[Text under study]:
--- START ---

Perhaps you want an std::map<int, char> which maps an int to a char like:

5 => m
2 => c
0 => a

If you do want to print out the contents of an std::map<std::vector<int>, std::vector<char>>, you need to iterate over the key-value pairs like you're already doing, and then print out the key vector and the value vector separately with loops.

Example:

#include <iostream>
#include <map>
#include <vector>

int main()
{
    std::map<std::vector<int>, std::vector<char>> boardMap; //declare and insert some values for testing
    boardMap.insert(std::make_pair(std::vector<int>({ 8, 6, 2, 7 }), std::vector<char>({ 'o', 'd', 'a' })));
    boardMap.insert(std::make_pair(std::vector<int>({ 4, 1, 0, 4 }), std::vector<char>({ 's', 'd', 'l' })));

    for (auto it = boardMap.begin(); it != boardMap.end(); ++it)

--- END ---

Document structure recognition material

--- START ---

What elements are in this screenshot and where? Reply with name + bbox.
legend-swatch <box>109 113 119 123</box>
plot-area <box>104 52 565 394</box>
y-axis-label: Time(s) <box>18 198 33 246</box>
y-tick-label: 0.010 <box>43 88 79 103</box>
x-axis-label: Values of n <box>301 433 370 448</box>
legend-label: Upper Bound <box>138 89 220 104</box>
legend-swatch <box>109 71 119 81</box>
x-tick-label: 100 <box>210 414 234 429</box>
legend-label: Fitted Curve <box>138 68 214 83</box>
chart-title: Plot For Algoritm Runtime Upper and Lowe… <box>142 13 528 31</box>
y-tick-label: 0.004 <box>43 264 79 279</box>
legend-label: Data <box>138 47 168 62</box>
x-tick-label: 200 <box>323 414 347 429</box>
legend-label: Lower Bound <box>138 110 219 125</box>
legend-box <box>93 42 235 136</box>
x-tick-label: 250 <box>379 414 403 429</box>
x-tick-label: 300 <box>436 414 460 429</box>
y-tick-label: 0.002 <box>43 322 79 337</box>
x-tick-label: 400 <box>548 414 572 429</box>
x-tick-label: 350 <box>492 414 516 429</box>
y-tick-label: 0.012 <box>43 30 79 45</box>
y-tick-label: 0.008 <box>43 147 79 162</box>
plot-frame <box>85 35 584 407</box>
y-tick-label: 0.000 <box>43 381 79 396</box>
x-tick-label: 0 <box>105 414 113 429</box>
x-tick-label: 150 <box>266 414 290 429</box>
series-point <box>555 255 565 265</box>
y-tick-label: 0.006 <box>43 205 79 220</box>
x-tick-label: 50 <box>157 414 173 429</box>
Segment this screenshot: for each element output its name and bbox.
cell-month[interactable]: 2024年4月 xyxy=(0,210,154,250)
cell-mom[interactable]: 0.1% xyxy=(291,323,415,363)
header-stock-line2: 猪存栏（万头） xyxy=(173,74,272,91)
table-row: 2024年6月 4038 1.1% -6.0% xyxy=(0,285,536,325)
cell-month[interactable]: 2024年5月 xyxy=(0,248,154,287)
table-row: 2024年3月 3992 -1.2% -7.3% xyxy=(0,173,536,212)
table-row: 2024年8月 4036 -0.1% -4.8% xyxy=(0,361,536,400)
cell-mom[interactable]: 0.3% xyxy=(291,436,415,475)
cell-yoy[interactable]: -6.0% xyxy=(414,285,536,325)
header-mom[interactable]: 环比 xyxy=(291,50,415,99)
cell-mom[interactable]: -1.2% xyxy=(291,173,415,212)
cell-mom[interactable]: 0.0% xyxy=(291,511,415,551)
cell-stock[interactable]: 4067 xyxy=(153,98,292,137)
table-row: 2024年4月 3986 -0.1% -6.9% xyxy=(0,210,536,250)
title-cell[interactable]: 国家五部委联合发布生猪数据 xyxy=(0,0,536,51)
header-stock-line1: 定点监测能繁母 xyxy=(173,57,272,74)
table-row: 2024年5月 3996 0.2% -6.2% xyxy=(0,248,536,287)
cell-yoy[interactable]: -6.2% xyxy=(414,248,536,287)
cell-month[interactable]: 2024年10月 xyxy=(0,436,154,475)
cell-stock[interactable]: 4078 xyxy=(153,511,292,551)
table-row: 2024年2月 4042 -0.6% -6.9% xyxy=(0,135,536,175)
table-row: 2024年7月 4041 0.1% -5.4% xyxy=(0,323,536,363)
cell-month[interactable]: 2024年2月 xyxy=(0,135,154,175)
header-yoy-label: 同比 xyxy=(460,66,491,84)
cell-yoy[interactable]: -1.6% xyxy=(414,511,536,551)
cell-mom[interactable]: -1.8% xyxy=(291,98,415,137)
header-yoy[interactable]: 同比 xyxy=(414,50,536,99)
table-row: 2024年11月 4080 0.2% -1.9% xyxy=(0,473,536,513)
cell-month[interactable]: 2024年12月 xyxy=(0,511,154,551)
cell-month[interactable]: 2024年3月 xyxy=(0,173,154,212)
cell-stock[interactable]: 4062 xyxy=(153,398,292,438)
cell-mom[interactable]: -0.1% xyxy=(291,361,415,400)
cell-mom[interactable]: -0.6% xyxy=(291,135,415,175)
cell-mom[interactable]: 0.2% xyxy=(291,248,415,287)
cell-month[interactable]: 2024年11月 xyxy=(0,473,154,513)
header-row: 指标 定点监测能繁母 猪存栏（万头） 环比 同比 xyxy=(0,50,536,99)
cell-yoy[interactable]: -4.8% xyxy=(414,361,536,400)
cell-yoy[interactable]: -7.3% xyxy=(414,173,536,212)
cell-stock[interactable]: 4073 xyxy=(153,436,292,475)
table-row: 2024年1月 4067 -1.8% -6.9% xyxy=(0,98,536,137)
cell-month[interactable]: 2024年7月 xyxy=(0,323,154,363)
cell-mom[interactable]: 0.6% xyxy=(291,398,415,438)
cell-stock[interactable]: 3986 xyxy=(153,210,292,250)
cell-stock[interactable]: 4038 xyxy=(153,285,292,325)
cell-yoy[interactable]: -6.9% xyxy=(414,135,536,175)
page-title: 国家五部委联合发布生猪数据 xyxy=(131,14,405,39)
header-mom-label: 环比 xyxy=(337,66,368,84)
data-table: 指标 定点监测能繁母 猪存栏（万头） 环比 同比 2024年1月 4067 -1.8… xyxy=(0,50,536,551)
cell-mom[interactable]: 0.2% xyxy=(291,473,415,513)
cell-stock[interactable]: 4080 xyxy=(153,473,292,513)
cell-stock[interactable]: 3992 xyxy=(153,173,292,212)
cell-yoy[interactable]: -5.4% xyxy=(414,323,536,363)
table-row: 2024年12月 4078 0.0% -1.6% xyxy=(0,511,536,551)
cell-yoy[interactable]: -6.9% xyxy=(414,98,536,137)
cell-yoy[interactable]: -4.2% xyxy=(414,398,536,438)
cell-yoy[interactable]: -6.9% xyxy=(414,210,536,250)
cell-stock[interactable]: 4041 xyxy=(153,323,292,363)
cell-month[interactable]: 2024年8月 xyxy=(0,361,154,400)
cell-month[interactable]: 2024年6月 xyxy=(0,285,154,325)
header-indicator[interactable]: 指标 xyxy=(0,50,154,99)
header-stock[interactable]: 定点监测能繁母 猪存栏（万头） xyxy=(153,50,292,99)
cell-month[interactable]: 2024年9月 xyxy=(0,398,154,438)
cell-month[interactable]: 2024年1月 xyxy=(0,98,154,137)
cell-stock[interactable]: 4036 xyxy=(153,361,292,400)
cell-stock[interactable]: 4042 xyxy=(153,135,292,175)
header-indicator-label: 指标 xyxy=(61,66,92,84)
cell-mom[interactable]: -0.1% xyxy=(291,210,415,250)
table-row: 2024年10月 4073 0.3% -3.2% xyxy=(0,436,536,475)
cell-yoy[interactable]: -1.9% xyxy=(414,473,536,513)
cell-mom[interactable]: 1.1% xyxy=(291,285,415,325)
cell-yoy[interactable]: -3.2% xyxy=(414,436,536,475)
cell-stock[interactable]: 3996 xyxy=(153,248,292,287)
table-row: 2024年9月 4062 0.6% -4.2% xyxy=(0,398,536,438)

--- END ---

[Task instructions]: Rewrite the part of the std::map text that begins at the words "#include <iostream>" and stops after "it != boardMap.end(); ++it)", changing every "boardMap" to "gridMap".

[Output below]:
#include <iostream>
#include <map>
#include <vector>

int main()
{
    std::map<std::vector<int>, std::vector<char>> gridMap; //declare and insert some values for testing
    gridMap.insert(std::make_pair(std::vector<int>({ 8, 6, 2, 7 }), std::vector<char>({ 'o', 'd', 'a' })));
    gridMap.insert(std::make_pair(std::vector<int>({ 4, 1, 0, 4 }), std::vector<char>({ 's', 'd', 'l' })));

    for (auto it = gridMap.begin(); it != gridMap.end(); ++it)